▶ _THE PROBLEM_: Retype the material below. Keep every word exactly as it is.

[Start of MATERIAL SHOWN]

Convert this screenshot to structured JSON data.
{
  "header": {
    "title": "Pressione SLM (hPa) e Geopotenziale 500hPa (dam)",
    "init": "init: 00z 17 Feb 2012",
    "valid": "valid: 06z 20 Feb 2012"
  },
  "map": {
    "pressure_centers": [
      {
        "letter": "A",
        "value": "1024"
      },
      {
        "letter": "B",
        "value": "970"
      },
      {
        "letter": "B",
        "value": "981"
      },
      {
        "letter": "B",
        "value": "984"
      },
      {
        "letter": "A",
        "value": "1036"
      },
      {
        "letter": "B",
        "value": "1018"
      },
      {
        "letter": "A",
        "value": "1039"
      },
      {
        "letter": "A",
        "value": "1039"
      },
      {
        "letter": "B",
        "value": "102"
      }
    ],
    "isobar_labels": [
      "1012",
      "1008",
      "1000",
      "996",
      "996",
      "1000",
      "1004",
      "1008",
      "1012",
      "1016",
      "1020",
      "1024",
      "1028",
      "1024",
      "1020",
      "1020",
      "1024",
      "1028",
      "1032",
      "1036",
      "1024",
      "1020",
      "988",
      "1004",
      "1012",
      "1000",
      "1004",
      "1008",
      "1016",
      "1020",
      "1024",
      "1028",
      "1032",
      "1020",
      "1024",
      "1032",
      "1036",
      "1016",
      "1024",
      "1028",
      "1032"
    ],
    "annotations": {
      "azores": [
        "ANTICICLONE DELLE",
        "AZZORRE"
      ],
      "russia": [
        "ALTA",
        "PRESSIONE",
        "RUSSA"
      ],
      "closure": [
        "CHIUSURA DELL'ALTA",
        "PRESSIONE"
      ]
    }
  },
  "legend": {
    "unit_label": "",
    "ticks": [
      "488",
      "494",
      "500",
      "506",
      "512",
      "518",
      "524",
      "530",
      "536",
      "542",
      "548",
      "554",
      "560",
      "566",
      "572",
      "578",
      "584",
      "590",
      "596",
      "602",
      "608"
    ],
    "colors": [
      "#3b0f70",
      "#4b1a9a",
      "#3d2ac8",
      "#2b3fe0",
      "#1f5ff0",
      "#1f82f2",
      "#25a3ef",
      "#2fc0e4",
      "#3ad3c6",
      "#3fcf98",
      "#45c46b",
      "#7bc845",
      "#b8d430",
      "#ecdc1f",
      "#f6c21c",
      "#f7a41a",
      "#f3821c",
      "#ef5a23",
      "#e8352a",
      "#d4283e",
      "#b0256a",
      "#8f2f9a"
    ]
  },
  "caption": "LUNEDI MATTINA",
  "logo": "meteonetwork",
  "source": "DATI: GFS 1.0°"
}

[End of MATERIAL SHOWN]

▶ _SOLUTION TO THIS PROBLEM_:
Convert this screenshot to structured JSON data.
{
  "header": {
    "title": "Pressione SLM (hPa) e Geopotenziale 500hPa (dam)",
    "init": "init: 00z 17 Feb 2012",
    "valid": "valid: 06z 20 Feb 2012"
  },
  "map": {
    "pressure_centers": [
      {
        "letter": "A",
        "value": "1024"
      },
      {
        "letter": "B",
        "value": "970"
      },
      {
        "letter": "B",
        "value": "981"
      },
      {
        "letter": "B",
        "value": "984"
      },
      {
        "letter": "A",
        "value": "1036"
      },
      {
        "letter": "B",
        "value": "1018"
      },
      {
        "letter": "A",
        "value": "1039"
      },
      {
        "letter": "A",
        "value": "1039"
      },
      {
        "letter": "B",
        "value": "102"
      }
    ],
    "isobar_labels": [
      "1012",
      "1008",
      "1000",
      "996",
      "996",
      "1000",
      "1004",
      "1008",
      "1012",
      "1016",
      "1020",
      "1024",
      "1028",
      "1024",
      "1020",
      "1020",
      "1024",
      "1028",
      "1032",
      "1036",
      "1024",
      "1020",
      "988",
      "1004",
      "1012",
      "1000",
      "1004",
      "1008",
      "1016",
      "1020",
      "1024",
      "1028",
      "1032",
      "1020",
      "1024",
      "1032",
      "1036",
      "1016",
      "1024",
      "1028",
      "1032"
    ],
    "annotations": {
      "azores": [
        "ANTICICLONE DELLE",
        "AZZORRE"
      ],
      "russia": [
        "ALTA",
        "PRESSIONE",
        "RUSSA"
      ],
      "closure": [
        "CHIUSURA DELL'ALTA",
        "PRESSIONE"
      ]
    }
  },
  "legend": {
    "unit_label": "",
    "ticks": [
      "488",
      "494",
      "500",
      "506",
      "512",
      "518",
      "524",
      "530",
      "536",
      "542",
      "548",
      "554",
      "560",
      "566",
      "572",
      "578",
      "584",
      "590",
      "596",
      "602",
      "608"
    ],
    "colors": [
      "#3b0f70",
      "#4b1a9a",
      "#3d2ac8",
      "#2b3fe0",
      "#1f5ff0",
      "#1f82f2",
      "#25a3ef",
      "#2fc0e4",
      "#3ad3c6",
      "#3fcf98",
      "#45c46b",
      "#7bc845",
      "#b8d430",
      "#ecdc1f",
      "#f6c21c",
      "#f7a41a",
      "#f3821c",
      "#ef5a23",
      "#e8352a",
      "#d4283e",
      "#b0256a",
      "#8f2f9a"
    ]
  },
  "caption": "LUNEDI MATTINA",
  "logo": "meteonetwork",
  "source": "DATI: GFS 1.0°"
}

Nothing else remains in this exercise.